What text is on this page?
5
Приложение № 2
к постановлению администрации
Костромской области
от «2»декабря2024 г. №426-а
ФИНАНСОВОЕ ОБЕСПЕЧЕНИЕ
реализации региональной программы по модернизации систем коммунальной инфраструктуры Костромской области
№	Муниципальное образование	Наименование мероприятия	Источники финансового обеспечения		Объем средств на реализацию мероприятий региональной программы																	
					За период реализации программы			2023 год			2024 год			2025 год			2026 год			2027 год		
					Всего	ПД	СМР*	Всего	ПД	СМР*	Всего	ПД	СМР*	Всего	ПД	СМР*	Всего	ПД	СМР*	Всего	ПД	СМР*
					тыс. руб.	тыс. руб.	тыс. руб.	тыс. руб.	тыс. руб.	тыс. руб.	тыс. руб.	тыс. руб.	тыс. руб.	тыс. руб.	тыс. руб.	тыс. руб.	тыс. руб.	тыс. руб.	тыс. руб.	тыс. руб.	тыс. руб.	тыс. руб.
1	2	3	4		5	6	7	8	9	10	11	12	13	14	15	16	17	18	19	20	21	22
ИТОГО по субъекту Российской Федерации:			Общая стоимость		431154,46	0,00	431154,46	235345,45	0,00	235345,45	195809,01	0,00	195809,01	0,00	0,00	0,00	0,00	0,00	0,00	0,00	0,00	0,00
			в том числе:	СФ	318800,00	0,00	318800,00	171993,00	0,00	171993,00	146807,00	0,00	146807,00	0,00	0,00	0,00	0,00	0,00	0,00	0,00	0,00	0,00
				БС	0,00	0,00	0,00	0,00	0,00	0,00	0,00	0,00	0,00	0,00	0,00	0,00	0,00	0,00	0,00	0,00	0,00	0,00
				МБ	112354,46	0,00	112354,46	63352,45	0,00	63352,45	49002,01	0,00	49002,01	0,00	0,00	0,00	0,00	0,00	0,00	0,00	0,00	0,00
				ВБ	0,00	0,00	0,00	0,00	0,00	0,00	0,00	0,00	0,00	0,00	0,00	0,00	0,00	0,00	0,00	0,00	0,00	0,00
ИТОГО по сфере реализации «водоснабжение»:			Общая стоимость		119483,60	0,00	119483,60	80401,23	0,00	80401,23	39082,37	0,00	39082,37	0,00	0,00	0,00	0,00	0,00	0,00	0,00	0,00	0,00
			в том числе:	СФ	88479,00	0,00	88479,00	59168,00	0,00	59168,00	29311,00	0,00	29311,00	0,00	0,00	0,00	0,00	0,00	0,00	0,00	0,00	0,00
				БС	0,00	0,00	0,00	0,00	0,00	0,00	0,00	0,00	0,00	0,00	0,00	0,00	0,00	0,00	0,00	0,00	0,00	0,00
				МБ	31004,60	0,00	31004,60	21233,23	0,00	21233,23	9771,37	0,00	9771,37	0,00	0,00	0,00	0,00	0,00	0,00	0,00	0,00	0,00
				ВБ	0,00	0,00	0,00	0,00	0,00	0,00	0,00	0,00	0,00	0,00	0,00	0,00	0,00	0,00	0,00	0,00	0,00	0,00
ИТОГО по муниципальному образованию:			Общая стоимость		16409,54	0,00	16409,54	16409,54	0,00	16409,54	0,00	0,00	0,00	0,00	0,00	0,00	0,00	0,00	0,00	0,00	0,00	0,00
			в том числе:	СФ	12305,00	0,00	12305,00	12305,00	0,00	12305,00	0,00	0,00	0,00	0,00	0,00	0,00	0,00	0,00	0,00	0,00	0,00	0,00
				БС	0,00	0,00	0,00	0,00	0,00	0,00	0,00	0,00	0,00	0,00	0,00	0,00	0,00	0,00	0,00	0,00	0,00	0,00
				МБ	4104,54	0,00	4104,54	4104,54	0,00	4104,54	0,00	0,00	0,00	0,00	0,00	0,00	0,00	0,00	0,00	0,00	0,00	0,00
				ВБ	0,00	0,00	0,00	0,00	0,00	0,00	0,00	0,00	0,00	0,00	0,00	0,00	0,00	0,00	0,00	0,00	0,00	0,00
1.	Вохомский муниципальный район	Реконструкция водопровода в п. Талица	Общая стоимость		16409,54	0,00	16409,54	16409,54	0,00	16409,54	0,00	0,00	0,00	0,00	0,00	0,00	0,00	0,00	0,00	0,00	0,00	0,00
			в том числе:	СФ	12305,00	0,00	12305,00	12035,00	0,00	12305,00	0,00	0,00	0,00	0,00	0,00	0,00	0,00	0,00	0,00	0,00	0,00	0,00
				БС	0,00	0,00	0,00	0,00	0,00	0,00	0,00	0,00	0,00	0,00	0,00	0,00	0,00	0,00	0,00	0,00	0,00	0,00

######

> _Job_
Make a copy of each line that contains the string "Костромской".

> _Full response_
Костромской области
реализации региональной программы по модернизации систем коммунальной инфраструктуры Костромской области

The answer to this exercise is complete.